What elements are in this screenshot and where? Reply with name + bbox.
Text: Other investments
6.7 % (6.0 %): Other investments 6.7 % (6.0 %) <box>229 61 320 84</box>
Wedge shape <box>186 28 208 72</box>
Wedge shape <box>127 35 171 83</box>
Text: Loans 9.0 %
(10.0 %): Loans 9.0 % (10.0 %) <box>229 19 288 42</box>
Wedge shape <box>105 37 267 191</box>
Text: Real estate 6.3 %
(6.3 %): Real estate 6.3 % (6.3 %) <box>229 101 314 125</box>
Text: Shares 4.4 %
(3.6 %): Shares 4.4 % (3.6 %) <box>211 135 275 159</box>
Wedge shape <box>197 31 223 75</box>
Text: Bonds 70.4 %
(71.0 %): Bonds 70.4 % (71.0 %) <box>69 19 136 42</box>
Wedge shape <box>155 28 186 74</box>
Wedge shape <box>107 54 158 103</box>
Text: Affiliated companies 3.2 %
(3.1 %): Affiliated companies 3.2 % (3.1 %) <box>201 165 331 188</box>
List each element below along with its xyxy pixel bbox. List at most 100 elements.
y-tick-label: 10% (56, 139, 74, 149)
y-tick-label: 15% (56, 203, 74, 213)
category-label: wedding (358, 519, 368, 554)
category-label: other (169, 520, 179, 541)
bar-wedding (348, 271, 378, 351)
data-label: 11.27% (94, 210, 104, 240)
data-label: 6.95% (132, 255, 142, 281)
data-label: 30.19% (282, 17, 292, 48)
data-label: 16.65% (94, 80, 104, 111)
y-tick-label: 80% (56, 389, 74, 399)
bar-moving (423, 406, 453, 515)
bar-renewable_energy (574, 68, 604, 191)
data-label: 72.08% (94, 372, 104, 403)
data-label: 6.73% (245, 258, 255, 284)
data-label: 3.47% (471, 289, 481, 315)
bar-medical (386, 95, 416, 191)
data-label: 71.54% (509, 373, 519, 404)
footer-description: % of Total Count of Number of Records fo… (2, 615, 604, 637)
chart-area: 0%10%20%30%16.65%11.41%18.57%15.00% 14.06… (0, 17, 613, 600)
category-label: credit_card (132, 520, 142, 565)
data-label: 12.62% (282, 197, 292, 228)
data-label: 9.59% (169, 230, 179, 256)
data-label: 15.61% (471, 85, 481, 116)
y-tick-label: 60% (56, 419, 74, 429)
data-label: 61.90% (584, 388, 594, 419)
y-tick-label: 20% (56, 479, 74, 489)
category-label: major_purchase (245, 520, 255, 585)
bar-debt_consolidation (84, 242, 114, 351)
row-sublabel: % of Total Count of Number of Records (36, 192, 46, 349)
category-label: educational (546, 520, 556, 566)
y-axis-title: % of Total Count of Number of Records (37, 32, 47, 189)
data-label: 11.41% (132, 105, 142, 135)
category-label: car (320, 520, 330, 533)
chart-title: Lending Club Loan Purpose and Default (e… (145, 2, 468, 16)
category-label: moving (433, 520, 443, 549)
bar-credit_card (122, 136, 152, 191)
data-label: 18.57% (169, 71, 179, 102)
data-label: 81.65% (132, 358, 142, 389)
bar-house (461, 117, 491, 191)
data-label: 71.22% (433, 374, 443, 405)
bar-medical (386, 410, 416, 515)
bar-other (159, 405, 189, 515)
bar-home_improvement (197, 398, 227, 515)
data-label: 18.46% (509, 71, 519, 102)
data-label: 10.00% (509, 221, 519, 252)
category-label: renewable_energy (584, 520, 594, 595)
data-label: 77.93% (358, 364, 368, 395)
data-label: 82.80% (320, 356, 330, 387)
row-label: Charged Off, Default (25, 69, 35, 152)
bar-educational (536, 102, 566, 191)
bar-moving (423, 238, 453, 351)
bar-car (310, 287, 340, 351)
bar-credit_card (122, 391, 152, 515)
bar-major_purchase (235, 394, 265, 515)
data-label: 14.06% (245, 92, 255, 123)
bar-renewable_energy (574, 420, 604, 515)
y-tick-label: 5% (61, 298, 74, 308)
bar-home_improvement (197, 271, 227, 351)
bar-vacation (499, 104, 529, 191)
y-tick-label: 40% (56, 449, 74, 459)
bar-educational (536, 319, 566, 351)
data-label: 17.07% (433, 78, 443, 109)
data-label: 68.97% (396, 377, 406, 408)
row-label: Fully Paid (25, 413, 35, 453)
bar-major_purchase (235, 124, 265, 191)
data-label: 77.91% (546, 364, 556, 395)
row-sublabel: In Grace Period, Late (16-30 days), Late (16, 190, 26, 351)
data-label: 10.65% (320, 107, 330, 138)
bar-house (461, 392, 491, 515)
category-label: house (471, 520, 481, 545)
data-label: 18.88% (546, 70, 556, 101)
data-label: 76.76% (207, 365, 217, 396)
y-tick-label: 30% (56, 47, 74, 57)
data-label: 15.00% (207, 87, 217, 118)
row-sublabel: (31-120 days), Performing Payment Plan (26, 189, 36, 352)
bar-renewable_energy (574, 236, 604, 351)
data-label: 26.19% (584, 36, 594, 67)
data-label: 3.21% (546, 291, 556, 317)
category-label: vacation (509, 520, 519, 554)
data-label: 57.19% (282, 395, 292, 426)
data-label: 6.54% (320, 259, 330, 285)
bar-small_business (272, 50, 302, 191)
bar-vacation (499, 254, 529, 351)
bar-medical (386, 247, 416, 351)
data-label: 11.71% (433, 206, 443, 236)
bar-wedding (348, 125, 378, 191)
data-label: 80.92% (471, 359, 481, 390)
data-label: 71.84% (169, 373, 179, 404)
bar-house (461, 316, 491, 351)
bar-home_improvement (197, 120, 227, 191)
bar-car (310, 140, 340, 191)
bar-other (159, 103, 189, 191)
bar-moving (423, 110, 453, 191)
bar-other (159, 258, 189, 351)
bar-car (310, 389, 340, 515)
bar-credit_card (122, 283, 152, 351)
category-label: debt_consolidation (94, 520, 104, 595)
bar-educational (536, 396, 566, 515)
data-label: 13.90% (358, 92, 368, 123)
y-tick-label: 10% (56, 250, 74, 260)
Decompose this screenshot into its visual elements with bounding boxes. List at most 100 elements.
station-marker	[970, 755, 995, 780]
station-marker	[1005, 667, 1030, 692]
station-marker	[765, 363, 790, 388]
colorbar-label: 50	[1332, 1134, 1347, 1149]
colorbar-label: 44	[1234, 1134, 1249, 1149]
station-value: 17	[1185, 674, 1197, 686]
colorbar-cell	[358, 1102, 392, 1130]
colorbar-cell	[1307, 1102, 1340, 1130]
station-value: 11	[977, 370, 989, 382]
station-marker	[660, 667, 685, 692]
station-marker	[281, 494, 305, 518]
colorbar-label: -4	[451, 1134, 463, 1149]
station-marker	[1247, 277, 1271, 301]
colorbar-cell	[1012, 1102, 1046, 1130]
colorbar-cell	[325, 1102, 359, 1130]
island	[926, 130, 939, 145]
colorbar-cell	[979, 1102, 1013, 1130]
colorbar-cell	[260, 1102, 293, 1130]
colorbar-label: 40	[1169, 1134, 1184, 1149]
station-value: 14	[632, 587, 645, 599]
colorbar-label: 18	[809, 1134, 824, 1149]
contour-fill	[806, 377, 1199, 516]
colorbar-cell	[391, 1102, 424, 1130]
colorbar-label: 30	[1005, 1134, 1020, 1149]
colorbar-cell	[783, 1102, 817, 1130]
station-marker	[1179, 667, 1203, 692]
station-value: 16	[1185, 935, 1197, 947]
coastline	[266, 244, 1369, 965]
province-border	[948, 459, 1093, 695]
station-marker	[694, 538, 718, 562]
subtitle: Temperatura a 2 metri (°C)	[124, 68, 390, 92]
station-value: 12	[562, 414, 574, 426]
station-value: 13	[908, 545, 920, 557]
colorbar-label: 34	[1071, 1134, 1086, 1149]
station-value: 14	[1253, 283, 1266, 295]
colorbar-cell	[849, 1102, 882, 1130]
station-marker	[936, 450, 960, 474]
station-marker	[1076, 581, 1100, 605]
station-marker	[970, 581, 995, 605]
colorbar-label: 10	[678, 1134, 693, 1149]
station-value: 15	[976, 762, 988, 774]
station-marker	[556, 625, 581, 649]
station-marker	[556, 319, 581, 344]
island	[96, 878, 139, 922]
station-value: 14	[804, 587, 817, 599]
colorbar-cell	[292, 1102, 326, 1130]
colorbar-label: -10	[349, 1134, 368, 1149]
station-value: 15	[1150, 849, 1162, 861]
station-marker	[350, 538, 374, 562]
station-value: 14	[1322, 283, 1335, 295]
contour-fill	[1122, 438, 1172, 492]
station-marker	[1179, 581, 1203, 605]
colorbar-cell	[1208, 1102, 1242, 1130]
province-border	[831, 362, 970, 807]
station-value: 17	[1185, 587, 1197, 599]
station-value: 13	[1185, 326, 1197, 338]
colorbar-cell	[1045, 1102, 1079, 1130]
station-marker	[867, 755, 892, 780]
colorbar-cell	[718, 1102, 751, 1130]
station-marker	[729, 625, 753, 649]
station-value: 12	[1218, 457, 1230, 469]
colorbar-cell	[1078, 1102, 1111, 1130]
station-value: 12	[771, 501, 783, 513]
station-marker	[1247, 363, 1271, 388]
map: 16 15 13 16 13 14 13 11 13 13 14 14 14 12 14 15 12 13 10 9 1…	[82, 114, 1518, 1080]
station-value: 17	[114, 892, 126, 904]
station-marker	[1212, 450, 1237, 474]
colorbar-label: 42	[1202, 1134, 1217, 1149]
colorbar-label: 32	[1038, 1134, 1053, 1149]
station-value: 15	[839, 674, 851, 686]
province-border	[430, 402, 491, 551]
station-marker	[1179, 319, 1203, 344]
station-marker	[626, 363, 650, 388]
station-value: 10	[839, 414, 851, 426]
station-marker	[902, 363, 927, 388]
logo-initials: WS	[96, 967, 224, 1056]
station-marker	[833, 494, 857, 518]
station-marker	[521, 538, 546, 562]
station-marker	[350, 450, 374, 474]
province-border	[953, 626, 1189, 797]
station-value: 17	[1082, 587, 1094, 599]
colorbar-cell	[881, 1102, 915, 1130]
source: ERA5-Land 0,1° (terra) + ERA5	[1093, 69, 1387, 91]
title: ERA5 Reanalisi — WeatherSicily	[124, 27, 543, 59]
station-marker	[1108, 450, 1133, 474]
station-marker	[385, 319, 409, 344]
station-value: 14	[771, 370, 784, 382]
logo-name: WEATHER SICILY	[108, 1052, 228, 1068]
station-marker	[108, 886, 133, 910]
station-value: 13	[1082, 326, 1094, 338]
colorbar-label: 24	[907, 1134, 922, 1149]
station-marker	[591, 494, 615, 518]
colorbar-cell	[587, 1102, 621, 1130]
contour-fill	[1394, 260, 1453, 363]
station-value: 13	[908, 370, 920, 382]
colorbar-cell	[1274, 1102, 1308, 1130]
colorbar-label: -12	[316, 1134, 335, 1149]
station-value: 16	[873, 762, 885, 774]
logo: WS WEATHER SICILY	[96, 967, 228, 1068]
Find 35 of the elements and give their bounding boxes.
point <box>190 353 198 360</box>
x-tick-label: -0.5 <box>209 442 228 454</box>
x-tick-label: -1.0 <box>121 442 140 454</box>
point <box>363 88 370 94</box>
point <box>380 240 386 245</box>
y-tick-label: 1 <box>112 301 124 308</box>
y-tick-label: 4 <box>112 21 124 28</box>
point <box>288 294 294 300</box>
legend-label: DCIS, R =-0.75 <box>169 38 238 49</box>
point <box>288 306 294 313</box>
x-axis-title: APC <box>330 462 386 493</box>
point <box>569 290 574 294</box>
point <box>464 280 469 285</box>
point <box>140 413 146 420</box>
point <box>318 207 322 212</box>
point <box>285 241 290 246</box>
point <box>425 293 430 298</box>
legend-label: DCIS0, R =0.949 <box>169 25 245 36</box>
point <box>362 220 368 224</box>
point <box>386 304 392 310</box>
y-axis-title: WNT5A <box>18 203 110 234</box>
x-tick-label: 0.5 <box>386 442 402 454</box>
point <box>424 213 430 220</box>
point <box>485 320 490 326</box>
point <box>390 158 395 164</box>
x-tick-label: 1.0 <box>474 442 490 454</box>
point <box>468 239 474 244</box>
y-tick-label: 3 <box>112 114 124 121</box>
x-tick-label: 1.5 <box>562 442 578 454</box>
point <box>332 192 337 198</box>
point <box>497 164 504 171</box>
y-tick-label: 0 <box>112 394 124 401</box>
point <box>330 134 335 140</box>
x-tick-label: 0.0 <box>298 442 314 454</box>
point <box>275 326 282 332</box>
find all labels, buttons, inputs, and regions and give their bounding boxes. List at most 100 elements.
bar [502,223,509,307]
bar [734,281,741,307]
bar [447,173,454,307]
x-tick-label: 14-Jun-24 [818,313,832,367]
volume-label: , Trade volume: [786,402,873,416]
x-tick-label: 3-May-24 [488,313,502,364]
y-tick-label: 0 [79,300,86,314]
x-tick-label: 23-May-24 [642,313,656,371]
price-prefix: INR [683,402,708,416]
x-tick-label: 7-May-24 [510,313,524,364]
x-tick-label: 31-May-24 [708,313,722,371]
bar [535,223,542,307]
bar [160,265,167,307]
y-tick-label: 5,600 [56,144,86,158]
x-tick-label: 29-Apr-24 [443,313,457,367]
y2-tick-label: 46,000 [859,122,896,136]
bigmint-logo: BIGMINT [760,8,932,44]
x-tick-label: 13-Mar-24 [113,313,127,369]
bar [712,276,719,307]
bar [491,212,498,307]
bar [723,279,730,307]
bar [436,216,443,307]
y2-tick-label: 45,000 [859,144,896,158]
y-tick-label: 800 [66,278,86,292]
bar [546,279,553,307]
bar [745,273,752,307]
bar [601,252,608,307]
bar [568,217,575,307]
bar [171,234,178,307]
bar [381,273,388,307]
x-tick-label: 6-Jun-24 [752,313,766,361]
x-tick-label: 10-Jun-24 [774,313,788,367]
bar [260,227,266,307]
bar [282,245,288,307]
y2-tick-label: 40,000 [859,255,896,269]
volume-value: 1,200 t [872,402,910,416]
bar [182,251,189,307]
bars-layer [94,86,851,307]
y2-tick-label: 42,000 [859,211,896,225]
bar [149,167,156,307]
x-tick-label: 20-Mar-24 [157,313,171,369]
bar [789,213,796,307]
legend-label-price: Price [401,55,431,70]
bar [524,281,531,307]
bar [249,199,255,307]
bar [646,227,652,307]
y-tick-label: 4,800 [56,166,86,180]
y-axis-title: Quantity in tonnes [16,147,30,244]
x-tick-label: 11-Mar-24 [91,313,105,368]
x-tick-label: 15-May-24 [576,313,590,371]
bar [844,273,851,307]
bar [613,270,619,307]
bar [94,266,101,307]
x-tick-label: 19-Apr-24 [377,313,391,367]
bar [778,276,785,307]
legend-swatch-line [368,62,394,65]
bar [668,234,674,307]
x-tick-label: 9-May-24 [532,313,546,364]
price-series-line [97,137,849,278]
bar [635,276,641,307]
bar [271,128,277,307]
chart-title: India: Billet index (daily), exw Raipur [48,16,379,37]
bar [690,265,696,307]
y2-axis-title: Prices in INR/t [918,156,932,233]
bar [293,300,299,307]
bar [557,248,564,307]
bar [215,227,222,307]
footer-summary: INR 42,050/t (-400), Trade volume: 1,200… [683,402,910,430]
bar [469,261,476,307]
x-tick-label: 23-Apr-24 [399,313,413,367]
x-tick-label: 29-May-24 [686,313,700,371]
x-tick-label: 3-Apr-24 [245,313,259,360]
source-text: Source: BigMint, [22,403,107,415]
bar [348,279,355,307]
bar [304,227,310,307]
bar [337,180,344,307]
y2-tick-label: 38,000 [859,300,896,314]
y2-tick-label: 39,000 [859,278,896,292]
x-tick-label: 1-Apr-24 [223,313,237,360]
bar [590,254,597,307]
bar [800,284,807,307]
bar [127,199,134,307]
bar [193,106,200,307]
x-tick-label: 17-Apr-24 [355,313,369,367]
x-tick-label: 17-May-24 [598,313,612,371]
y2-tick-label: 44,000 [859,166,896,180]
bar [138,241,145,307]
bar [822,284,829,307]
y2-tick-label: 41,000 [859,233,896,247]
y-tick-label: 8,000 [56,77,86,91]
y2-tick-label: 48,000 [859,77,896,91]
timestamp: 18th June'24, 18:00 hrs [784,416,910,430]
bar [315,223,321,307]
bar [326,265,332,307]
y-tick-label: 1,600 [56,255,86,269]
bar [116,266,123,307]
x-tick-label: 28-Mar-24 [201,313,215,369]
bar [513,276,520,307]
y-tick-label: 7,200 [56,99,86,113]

The task — Return the rows unchanged, from the very first row through the row that contains "List each element", with both of those rows included.

Final answer —
What elements are in this screenshot and where? Reply with name + bbox.
Text: Other investments
6.7 % (6.0 %): Other investments 6.7 % (6.0 %) <box>229 61 320 84</box>
Wedge shape <box>186 28 208 72</box>
Wedge shape <box>127 35 171 83</box>
Text: Loans 9.0 %
(10.0 %): Loans 9.0 % (10.0 %) <box>229 19 288 42</box>
Wedge shape <box>105 37 267 191</box>
Text: Real estate 6.3 %
(6.3 %): Real estate 6.3 % (6.3 %) <box>229 101 314 125</box>
Text: Shares 4.4 %
(3.6 %): Shares 4.4 % (3.6 %) <box>211 135 275 159</box>
Wedge shape <box>197 31 223 75</box>
Text: Bonds 70.4 %
(71.0 %): Bonds 70.4 % (71.0 %) <box>69 19 136 42</box>
Wedge shape <box>155 28 186 74</box>
Wedge shape <box>107 54 158 103</box>
Text: Affiliated companies 3.2 %
(3.1 %): Affiliated companies 3.2 % (3.1 %) <box>201 165 331 188</box>
List each element below along with its xyxy pixel bbox. List at most 100 elements.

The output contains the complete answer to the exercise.